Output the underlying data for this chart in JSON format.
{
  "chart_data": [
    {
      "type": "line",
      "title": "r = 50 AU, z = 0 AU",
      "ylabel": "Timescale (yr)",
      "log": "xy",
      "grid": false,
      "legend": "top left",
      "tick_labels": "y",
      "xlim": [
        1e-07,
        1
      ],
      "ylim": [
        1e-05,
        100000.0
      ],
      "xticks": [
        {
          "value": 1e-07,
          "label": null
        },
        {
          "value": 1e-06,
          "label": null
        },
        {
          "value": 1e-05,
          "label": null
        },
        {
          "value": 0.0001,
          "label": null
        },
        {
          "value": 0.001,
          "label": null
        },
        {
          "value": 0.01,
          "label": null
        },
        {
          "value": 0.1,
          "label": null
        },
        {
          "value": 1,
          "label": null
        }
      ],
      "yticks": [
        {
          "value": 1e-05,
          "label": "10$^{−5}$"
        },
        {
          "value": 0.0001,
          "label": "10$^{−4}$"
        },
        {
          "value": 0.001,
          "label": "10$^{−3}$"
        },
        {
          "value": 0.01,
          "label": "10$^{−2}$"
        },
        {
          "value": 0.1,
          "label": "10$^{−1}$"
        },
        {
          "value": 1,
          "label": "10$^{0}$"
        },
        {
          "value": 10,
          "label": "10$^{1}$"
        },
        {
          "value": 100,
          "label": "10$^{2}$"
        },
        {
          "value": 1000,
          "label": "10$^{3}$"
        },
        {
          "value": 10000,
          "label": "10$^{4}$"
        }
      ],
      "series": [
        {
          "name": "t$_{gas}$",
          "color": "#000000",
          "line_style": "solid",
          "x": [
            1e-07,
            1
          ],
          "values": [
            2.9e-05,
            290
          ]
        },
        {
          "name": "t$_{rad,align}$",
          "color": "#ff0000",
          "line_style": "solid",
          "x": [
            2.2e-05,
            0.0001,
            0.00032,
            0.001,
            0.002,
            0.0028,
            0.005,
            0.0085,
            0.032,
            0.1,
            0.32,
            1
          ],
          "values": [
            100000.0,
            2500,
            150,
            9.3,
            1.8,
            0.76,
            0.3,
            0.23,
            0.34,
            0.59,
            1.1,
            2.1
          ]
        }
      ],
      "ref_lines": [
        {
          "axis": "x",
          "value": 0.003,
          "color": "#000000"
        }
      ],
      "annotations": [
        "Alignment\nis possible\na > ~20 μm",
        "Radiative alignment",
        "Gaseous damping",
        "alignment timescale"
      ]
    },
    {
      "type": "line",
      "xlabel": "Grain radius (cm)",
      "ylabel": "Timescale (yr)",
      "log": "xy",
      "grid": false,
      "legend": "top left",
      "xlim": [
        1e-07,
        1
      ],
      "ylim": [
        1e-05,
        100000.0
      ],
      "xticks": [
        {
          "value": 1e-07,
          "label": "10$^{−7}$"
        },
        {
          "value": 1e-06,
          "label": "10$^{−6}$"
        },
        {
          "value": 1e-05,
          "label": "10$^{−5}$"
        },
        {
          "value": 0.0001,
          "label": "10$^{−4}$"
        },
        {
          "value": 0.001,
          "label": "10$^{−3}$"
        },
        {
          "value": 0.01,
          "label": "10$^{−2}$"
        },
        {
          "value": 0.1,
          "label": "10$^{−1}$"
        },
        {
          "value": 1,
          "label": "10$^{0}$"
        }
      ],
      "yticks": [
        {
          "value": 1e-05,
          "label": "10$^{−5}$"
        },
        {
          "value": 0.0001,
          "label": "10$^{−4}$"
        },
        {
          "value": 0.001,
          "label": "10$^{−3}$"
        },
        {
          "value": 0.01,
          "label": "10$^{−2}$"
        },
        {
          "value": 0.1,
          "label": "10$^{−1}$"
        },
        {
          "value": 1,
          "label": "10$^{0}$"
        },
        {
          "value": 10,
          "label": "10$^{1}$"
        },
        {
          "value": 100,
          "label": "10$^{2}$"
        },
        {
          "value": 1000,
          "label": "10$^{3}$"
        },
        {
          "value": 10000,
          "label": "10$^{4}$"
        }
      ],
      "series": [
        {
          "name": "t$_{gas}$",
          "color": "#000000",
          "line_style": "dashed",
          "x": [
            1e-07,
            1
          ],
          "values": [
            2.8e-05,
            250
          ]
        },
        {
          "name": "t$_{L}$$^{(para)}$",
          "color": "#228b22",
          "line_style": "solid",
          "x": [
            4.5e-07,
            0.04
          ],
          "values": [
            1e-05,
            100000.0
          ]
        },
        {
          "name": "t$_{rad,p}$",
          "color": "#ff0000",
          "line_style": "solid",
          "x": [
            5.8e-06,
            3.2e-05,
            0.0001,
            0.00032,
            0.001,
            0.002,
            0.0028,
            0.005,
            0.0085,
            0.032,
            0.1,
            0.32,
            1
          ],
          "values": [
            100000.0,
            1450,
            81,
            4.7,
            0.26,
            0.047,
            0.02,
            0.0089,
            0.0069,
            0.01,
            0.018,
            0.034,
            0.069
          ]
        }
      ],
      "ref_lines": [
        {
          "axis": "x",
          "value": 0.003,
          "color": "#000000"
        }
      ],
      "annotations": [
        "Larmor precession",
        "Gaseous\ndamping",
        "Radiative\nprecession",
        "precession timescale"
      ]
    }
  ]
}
+---+
Some lines of the data may hold the word "name". Say how many do, with nothing else.

5